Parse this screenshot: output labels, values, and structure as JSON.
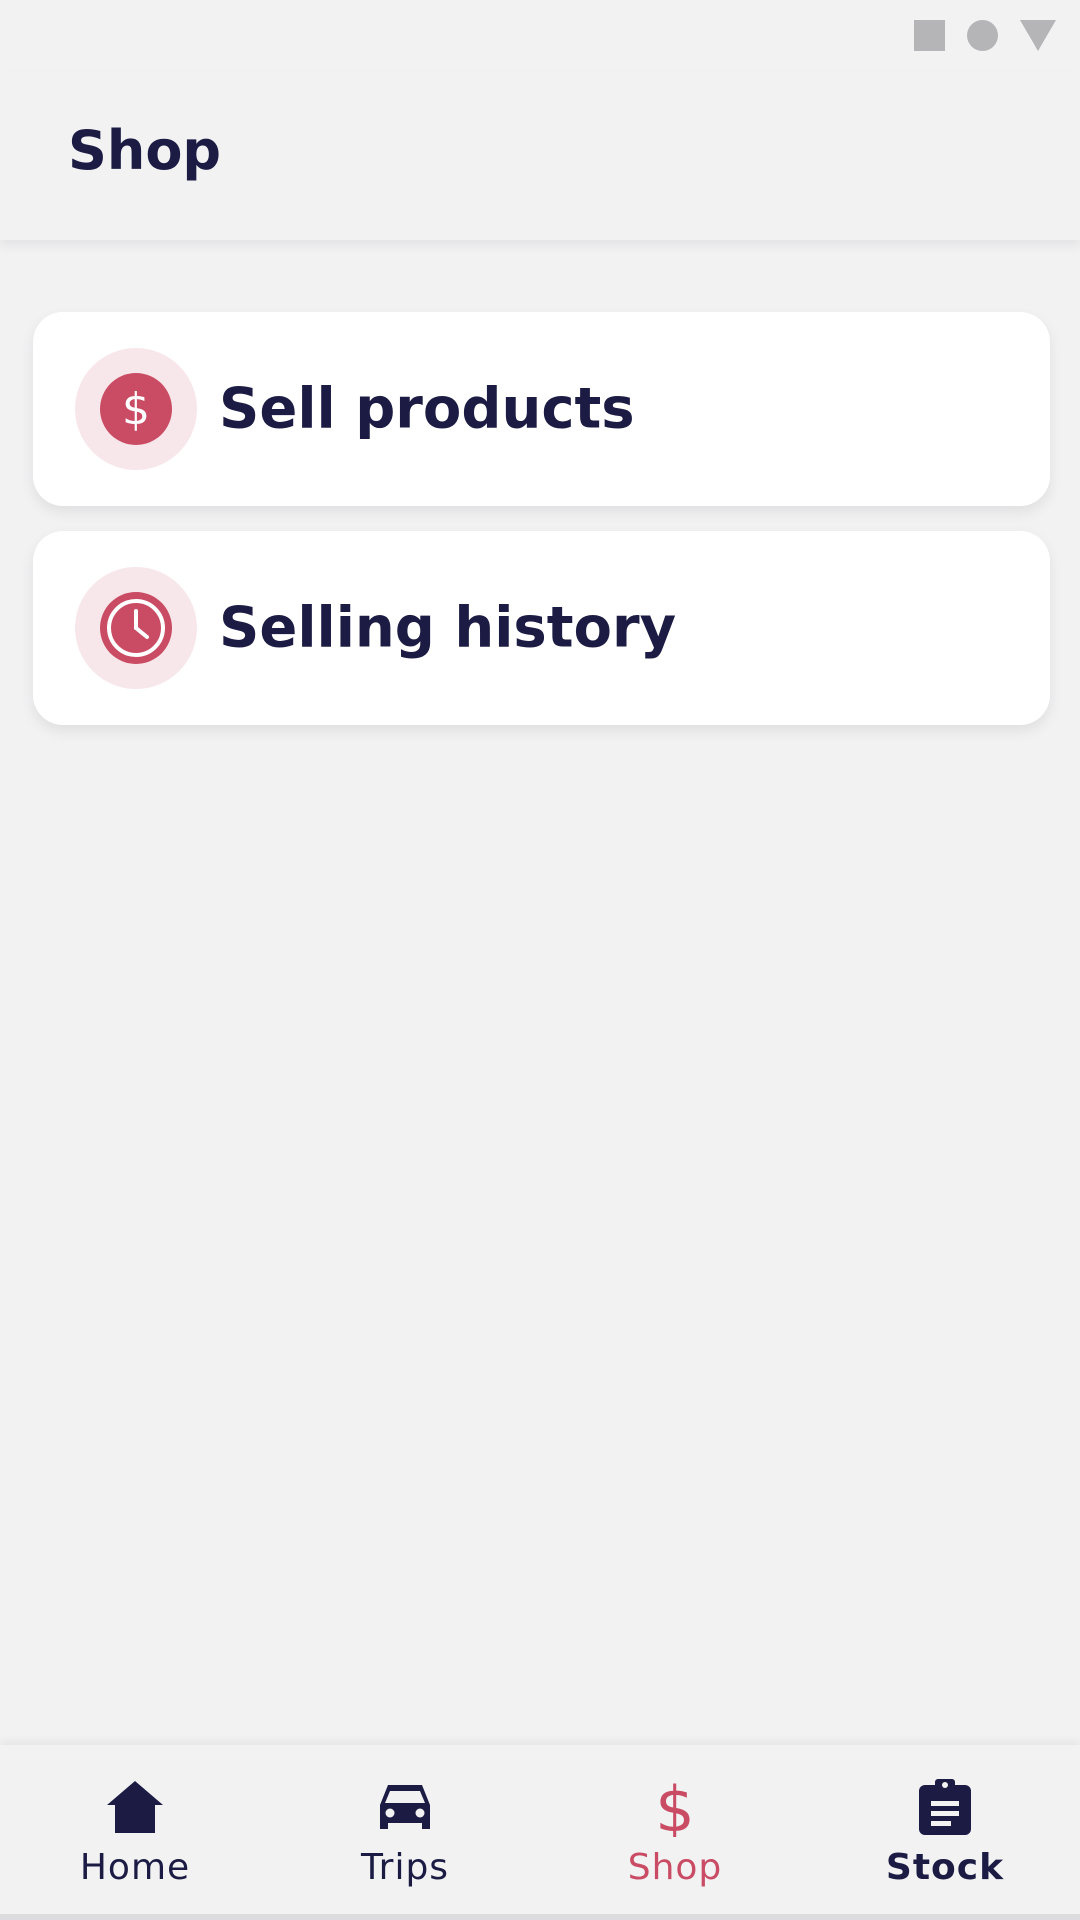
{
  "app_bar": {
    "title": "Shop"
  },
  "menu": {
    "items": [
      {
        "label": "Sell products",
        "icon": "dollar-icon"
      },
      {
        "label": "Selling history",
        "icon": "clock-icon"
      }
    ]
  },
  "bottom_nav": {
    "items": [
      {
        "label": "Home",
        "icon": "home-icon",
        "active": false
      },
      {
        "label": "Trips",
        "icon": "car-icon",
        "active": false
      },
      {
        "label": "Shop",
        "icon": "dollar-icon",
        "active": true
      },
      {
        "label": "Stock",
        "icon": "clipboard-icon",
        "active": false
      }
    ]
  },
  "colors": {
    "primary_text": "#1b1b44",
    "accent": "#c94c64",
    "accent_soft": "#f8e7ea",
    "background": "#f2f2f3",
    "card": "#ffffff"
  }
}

====================

● Given instruction
The entries above should be reproduced exactly, without their pictures.

● Problem solution
Parse this screenshot: output labels, values, and structure as JSON.
{
  "app_bar": {
    "title": "Shop"
  },
  "menu": {
    "items": [
      {
        "label": "Sell products",
        "icon": "dollar-icon"
      },
      {
        "label": "Selling history",
        "icon": "clock-icon"
      }
    ]
  },
  "bottom_nav": {
    "items": [
      {
        "label": "Home",
        "icon": "home-icon",
        "active": false
      },
      {
        "label": "Trips",
        "icon": "car-icon",
        "active": false
      },
      {
        "label": "Shop",
        "icon": "dollar-icon",
        "active": true
      },
      {
        "label": "Stock",
        "icon": "clipboard-icon",
        "active": false
      }
    ]
  },
  "colors": {
    "primary_text": "#1b1b44",
    "accent": "#c94c64",
    "accent_soft": "#f8e7ea",
    "background": "#f2f2f3",
    "card": "#ffffff"
  }
}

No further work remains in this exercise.